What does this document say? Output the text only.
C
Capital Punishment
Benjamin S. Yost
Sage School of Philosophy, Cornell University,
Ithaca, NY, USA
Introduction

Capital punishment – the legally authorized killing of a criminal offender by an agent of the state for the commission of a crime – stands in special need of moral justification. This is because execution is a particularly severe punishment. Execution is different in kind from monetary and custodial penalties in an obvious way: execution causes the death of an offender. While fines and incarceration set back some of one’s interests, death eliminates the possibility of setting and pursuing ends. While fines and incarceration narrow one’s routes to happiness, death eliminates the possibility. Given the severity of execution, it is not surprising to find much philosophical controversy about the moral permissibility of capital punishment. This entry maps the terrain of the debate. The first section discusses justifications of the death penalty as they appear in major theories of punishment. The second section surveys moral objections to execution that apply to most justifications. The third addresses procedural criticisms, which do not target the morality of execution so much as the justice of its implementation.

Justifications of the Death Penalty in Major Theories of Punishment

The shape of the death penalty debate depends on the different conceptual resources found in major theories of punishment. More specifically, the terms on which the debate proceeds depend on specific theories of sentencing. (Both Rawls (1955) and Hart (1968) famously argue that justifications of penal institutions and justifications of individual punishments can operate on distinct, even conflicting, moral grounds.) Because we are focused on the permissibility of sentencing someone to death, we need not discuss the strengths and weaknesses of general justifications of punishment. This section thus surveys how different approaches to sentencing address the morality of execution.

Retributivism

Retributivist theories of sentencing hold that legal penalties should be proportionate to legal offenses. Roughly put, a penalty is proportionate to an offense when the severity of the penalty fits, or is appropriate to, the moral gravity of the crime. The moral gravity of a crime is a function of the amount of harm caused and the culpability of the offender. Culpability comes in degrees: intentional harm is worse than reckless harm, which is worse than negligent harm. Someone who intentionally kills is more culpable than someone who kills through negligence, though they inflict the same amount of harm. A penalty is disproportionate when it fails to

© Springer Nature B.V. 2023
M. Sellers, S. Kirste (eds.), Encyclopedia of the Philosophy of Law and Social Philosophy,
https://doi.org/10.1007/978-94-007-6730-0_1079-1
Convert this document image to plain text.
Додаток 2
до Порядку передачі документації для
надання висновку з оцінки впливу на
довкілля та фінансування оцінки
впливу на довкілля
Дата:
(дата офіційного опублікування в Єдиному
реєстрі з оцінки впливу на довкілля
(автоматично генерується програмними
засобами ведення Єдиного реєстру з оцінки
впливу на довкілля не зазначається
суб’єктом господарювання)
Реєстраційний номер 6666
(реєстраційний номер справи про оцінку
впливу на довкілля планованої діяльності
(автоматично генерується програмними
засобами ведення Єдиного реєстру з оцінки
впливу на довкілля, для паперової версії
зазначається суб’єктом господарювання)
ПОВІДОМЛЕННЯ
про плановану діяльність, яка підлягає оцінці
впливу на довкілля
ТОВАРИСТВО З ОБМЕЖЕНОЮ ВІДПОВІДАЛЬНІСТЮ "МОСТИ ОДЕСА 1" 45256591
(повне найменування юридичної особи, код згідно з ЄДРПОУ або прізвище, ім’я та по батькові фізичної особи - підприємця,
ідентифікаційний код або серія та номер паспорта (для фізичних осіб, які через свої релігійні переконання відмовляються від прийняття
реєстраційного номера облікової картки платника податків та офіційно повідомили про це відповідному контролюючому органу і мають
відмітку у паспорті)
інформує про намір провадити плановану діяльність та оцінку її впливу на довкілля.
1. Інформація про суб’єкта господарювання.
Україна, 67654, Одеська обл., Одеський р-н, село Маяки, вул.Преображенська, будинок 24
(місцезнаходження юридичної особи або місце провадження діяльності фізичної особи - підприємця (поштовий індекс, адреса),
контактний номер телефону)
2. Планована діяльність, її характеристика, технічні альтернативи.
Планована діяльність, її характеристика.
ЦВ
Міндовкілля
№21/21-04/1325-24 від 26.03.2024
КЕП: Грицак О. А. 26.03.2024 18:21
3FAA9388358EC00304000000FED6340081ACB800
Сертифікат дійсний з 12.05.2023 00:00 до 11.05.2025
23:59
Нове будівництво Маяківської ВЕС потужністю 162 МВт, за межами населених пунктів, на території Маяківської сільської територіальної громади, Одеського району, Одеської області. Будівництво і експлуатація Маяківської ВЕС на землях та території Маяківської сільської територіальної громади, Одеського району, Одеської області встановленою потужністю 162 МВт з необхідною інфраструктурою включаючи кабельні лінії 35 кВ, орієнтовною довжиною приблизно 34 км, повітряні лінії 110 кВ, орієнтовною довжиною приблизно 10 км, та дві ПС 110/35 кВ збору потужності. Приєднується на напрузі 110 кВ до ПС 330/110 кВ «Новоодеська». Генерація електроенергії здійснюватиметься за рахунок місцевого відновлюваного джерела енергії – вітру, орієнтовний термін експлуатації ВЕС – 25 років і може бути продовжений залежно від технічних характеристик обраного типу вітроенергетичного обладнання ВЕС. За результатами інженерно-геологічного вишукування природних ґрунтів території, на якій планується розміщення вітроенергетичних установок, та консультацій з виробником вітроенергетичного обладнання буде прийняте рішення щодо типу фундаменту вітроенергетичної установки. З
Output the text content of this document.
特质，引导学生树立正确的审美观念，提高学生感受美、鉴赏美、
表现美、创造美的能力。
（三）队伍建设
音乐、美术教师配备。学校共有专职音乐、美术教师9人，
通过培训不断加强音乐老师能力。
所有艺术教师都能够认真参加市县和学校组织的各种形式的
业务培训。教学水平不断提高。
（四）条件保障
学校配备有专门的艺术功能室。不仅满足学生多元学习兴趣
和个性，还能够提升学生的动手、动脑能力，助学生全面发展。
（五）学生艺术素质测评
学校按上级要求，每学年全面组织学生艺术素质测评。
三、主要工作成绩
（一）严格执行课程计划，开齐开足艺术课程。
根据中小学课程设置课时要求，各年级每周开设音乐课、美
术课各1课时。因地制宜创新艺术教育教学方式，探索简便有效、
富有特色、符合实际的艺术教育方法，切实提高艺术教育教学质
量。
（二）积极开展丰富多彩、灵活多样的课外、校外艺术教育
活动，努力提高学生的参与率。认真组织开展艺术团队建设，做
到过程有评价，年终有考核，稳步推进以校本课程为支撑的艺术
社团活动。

→ YOUR TASK: Filter the data, keeping only the lines that contain "оцінку".

→ REPLY:
(реєстраційний номер справи про оцінку
інформує про намір провадити плановану діяльність та оцінку її впливу на довкілля.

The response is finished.